Directions: How many lines in this data contain the string "title"? Reply with the number only.

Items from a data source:
++++++++++

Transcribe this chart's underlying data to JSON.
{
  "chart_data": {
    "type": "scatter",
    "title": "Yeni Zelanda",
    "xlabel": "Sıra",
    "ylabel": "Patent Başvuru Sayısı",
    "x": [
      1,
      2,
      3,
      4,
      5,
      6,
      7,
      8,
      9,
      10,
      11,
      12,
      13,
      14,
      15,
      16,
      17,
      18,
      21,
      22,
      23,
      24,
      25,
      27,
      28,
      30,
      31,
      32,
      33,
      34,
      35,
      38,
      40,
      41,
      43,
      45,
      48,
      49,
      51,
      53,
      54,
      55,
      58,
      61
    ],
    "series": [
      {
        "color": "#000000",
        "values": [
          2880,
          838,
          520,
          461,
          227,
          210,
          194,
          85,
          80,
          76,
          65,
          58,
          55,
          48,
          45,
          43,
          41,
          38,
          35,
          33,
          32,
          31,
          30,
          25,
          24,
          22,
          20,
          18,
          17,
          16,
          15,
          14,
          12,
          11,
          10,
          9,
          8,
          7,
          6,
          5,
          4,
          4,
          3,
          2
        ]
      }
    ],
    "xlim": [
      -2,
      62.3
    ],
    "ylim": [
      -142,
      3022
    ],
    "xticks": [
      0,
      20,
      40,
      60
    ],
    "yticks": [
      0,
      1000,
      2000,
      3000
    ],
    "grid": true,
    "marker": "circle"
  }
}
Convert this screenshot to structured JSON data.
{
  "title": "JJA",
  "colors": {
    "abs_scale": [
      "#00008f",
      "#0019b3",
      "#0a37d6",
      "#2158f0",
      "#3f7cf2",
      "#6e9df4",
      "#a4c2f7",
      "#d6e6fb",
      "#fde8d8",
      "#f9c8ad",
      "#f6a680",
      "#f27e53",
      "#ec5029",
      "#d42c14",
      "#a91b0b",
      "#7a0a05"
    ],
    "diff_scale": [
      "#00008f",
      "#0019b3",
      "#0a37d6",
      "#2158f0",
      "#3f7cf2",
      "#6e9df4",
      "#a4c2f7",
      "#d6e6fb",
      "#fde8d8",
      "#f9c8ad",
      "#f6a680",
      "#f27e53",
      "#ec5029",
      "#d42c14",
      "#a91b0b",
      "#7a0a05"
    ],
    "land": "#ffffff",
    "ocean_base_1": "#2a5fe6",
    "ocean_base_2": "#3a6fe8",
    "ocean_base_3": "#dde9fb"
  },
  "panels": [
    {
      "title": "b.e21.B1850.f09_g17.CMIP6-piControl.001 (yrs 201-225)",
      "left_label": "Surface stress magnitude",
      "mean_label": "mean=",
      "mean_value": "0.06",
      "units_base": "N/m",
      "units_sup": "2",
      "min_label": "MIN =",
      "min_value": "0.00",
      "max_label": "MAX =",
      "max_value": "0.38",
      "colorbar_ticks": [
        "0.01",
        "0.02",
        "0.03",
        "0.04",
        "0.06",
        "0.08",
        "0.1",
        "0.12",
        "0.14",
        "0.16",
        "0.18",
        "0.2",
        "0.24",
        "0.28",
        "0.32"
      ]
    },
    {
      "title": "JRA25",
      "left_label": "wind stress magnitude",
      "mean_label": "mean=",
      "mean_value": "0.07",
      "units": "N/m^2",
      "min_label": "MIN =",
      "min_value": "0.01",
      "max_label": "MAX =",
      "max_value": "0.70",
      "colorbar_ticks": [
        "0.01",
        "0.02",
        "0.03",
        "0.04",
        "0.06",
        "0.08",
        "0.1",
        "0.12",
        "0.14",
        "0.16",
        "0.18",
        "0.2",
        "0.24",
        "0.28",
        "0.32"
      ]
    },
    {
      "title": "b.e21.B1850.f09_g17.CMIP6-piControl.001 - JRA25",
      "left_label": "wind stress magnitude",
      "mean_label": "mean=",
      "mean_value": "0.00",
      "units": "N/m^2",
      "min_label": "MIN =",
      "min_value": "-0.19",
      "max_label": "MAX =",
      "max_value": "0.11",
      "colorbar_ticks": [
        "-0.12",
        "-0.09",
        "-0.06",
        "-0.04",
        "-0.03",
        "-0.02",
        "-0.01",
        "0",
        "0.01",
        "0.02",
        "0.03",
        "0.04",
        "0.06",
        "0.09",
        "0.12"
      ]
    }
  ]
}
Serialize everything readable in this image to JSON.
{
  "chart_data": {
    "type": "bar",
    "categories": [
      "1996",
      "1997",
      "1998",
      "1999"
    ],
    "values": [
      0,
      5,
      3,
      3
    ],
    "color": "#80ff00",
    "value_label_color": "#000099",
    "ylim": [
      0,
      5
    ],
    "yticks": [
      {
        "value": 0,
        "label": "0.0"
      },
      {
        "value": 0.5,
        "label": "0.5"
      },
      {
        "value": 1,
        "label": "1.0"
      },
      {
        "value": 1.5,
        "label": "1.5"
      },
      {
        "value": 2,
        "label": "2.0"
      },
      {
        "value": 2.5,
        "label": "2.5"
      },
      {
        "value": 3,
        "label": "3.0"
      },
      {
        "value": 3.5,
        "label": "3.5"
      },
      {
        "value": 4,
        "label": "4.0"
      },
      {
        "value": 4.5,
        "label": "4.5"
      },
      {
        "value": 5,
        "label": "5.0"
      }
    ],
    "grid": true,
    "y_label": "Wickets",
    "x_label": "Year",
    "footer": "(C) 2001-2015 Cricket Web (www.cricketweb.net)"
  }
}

++++++++++

Problem solution: 5